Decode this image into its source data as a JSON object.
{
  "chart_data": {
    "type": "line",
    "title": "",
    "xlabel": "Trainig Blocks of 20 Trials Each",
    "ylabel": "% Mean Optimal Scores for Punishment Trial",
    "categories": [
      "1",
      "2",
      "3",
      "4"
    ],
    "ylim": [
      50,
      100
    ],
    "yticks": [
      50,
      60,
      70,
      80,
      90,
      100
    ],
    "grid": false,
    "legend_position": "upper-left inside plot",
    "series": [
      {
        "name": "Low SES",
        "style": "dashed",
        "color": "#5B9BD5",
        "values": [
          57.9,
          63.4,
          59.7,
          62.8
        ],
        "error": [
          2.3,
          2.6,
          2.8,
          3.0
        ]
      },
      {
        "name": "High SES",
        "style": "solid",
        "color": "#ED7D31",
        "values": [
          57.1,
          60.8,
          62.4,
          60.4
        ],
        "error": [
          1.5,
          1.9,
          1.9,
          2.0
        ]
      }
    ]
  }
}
──────
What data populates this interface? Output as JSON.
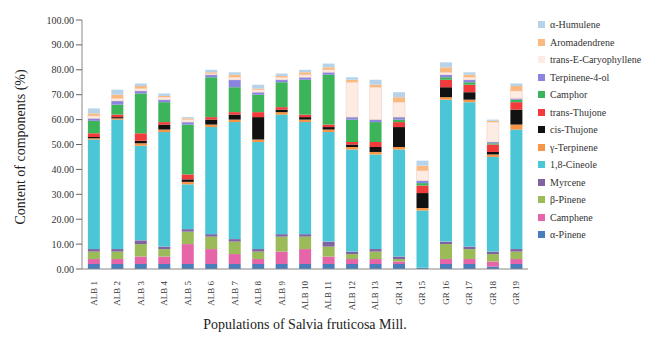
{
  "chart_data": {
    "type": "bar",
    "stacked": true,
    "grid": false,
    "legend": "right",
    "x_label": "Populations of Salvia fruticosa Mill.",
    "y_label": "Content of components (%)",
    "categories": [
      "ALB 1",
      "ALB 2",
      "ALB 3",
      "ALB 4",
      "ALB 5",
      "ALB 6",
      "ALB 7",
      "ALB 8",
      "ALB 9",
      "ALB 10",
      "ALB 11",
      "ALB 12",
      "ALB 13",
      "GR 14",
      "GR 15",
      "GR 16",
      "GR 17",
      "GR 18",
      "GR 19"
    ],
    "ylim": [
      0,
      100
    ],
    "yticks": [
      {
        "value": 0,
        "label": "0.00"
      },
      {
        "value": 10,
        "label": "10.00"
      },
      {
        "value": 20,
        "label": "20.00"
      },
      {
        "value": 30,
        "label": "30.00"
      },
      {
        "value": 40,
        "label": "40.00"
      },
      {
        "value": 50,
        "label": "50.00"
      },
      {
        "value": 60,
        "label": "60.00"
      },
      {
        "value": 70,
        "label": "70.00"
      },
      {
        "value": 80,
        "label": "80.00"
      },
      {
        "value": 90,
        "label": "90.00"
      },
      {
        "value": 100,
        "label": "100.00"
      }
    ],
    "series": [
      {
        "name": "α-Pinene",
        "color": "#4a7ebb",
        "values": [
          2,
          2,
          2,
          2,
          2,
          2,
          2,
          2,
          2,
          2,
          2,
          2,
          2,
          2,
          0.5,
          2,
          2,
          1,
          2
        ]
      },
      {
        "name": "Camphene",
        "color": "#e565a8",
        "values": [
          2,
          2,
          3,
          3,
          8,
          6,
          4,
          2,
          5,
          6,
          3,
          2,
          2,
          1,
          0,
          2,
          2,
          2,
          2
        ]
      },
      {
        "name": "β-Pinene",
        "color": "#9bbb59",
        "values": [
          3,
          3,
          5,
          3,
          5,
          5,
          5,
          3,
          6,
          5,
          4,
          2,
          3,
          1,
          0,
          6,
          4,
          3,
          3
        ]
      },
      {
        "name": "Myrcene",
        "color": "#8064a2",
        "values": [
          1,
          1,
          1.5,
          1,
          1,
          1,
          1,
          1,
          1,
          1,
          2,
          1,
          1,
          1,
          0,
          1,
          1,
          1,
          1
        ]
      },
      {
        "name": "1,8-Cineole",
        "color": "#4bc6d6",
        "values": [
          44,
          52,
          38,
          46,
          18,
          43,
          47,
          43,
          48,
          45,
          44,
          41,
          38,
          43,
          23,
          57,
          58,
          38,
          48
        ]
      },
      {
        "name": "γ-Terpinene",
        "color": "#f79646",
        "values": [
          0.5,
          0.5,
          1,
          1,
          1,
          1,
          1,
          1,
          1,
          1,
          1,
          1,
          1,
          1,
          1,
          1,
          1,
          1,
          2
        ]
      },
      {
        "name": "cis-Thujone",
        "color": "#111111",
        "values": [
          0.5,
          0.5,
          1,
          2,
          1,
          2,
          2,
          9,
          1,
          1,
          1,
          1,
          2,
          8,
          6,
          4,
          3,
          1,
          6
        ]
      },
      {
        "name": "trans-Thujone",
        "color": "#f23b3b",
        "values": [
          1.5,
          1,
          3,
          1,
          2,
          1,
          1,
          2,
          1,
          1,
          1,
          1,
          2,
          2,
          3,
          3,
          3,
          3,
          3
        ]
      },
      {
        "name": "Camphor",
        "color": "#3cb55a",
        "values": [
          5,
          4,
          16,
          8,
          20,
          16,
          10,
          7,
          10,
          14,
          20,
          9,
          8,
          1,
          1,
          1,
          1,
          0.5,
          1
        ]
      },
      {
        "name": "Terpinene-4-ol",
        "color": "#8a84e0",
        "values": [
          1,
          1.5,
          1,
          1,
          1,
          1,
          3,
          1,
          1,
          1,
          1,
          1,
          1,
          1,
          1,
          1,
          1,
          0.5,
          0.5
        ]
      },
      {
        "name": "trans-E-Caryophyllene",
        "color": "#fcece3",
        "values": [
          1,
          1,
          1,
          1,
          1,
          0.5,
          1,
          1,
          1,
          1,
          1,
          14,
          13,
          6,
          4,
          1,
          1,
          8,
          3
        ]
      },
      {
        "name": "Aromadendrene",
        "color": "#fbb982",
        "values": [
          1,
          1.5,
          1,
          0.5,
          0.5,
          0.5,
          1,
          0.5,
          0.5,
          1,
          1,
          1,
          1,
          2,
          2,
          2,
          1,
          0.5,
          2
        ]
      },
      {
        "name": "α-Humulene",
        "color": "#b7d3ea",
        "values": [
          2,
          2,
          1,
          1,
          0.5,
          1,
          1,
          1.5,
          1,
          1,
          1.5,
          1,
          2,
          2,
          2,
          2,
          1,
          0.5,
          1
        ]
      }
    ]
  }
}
──────
▸ WHAT IS ASKED: List all lines in the material containing the string "trans".

▸ CORRECT OUTPUT:
        "name": "trans-Thujone",
        "name": "trans-E-Caryophyllene",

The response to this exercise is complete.